_Data extract_

begin

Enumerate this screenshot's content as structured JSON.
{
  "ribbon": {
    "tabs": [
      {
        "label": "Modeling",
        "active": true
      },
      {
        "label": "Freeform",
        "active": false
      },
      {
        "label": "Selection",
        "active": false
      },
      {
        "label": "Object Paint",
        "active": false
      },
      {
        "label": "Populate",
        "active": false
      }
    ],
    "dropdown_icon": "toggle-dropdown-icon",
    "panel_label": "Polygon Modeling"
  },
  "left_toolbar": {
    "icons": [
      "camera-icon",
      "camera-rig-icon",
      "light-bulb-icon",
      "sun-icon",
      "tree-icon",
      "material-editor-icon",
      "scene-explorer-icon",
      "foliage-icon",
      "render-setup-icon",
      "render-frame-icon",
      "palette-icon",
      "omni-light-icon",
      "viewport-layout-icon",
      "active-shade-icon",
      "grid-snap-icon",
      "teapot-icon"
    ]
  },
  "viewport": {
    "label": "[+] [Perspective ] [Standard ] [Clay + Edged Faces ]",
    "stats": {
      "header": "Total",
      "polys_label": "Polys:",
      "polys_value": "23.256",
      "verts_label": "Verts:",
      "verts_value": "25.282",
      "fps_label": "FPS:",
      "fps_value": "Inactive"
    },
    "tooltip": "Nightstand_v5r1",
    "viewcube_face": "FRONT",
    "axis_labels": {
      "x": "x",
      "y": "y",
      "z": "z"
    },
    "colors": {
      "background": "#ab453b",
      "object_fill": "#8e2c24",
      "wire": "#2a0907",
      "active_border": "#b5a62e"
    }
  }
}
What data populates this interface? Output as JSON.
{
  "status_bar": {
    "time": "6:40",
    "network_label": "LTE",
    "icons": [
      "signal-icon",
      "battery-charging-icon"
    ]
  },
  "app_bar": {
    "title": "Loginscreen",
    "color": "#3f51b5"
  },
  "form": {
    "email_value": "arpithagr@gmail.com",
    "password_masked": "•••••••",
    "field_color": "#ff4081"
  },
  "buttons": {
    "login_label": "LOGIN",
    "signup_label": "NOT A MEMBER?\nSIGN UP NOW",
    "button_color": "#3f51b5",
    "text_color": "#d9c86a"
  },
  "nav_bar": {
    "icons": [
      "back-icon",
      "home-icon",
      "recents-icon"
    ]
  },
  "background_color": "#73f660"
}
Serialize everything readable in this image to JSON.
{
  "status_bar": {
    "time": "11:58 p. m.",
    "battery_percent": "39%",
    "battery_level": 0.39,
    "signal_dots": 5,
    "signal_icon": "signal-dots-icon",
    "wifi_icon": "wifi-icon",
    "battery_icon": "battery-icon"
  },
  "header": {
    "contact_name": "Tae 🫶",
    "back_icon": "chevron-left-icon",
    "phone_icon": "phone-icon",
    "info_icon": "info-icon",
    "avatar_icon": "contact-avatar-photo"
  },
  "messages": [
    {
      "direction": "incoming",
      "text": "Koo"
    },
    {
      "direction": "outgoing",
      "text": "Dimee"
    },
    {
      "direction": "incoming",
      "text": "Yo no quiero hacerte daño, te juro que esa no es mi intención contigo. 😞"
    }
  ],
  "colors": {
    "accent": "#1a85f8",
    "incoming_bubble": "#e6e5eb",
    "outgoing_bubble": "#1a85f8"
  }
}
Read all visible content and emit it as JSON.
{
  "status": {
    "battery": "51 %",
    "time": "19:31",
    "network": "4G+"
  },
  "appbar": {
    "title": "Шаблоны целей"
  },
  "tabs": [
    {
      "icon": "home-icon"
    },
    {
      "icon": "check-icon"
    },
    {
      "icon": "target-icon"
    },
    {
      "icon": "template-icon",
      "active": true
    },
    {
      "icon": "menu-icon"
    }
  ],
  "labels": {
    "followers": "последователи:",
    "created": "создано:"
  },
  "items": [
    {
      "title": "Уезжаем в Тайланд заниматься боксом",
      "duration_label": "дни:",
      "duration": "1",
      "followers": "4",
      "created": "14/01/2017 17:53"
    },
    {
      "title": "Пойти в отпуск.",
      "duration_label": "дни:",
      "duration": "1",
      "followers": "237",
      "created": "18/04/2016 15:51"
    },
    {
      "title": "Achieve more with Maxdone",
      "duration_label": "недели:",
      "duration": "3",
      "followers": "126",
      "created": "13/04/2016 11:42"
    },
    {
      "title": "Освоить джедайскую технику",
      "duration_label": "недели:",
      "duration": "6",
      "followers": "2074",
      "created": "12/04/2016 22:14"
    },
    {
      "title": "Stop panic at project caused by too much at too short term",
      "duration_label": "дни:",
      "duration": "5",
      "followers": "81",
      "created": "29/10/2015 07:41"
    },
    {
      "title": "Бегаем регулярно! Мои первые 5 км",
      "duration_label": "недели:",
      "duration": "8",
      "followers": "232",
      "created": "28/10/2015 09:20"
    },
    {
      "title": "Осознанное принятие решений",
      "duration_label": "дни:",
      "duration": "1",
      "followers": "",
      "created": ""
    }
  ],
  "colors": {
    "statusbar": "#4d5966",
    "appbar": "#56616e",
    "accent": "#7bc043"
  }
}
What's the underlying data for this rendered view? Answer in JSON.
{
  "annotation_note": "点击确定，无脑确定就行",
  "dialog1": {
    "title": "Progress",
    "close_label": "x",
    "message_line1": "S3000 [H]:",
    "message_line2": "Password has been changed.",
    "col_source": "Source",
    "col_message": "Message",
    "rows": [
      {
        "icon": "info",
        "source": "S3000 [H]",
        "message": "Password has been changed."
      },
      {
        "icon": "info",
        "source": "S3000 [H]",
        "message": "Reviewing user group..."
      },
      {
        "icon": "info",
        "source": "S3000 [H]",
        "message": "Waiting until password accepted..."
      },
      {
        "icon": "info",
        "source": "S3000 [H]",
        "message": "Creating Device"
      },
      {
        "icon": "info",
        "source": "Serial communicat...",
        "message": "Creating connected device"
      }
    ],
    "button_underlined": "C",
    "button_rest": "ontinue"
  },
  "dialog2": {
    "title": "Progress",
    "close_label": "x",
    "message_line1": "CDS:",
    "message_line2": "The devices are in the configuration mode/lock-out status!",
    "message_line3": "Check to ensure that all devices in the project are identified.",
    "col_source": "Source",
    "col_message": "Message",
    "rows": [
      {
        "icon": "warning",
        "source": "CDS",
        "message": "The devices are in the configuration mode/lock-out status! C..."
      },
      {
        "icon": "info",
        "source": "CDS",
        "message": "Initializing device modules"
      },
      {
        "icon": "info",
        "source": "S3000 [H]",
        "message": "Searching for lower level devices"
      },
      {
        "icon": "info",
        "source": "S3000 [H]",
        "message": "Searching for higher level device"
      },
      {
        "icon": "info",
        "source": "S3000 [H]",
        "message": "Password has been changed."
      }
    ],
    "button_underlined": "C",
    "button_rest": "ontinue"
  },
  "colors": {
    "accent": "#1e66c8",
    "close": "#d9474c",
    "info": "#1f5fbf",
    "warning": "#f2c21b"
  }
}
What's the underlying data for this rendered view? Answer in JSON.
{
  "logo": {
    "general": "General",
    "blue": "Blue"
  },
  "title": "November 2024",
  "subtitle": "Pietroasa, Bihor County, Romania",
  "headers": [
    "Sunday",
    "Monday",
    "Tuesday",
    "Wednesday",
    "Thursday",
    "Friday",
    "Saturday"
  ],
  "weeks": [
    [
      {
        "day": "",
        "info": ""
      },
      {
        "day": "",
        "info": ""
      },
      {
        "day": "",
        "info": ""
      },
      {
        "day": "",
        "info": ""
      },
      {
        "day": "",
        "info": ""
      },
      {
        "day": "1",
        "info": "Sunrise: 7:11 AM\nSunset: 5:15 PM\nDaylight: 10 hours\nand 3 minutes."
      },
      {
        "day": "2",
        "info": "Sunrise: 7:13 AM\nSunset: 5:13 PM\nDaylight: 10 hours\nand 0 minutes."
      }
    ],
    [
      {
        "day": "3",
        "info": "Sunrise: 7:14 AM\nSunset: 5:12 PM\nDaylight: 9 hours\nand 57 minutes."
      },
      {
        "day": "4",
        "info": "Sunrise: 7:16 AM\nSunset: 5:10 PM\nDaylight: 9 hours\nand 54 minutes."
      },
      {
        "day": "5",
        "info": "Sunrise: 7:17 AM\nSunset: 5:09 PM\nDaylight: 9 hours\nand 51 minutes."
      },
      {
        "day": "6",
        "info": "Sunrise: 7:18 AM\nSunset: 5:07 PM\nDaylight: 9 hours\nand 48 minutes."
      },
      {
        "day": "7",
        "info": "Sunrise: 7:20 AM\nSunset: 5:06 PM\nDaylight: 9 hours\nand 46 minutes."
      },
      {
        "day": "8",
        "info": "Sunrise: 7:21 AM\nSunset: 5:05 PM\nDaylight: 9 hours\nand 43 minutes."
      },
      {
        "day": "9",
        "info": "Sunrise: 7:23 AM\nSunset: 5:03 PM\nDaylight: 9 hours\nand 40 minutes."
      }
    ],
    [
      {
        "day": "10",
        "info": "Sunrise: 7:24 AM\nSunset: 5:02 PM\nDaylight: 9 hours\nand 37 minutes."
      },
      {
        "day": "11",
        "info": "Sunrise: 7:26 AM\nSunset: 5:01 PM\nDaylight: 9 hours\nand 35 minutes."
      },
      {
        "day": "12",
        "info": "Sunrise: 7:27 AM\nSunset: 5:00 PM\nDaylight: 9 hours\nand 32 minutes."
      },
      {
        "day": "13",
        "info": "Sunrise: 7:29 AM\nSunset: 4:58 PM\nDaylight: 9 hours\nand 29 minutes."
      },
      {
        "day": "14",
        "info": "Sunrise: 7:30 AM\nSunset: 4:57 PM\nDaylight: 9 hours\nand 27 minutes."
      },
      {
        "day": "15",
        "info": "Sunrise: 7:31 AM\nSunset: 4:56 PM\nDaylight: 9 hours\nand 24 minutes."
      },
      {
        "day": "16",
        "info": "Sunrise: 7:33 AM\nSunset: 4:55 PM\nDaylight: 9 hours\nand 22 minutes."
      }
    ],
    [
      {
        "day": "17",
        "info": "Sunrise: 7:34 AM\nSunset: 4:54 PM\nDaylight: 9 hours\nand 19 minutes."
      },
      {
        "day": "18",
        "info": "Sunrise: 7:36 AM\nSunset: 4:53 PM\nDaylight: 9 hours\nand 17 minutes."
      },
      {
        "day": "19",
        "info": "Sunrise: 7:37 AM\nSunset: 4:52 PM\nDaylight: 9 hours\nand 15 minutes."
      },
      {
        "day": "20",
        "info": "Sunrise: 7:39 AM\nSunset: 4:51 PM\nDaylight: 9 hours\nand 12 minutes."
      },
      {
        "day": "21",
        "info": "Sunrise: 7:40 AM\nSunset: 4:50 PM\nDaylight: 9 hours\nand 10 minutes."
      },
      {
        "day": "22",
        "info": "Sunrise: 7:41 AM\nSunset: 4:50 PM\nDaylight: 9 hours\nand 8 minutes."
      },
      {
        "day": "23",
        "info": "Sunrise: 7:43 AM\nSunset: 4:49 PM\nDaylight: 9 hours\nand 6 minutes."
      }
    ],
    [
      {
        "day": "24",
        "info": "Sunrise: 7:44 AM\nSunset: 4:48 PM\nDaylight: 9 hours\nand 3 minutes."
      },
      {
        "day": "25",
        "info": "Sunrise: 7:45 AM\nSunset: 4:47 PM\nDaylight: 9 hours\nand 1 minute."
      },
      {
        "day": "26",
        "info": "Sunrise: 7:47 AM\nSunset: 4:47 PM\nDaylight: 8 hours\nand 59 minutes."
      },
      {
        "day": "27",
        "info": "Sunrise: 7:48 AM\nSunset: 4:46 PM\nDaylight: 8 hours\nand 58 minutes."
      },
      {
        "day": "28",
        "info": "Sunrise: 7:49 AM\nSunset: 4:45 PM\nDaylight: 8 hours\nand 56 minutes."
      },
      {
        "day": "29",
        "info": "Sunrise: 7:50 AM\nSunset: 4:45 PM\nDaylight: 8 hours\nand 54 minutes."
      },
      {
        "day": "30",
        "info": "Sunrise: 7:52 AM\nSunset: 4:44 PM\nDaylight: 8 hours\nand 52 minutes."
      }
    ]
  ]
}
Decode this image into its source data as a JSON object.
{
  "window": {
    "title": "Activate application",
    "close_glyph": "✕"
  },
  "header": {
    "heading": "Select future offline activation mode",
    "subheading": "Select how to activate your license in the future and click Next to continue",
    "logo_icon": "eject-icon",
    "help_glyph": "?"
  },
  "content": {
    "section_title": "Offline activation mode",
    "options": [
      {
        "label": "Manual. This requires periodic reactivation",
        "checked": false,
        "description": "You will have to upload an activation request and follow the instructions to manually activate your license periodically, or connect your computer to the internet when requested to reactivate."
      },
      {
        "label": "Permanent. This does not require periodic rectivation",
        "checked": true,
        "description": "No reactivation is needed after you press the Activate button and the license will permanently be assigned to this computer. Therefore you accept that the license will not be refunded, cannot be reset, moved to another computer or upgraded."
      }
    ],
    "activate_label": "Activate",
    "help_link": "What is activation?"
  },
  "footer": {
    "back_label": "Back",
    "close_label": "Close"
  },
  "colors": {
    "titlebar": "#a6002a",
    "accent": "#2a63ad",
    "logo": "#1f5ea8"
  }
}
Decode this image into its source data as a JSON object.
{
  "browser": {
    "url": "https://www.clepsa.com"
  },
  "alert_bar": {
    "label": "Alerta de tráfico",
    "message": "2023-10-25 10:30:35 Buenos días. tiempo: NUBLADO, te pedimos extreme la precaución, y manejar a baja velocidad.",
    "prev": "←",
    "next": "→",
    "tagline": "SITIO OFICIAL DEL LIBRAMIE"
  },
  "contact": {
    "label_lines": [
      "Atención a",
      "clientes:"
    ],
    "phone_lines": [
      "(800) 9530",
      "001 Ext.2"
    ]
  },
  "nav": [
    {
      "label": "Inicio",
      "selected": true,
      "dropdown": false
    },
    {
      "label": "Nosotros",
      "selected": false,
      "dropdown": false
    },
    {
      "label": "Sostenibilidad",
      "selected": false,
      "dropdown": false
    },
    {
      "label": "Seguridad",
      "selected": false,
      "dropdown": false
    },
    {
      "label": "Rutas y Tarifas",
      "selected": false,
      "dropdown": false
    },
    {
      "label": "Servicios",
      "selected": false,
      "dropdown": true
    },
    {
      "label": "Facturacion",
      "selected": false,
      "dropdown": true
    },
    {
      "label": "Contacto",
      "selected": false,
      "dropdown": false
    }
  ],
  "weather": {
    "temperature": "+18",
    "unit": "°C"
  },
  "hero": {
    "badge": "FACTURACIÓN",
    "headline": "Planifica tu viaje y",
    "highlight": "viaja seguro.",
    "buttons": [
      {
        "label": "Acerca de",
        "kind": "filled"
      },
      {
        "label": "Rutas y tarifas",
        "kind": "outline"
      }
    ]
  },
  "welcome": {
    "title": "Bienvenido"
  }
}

end

_Stated task_
Check each line of the data above for the string "project" and report only how many lines have it.

_Final result_
2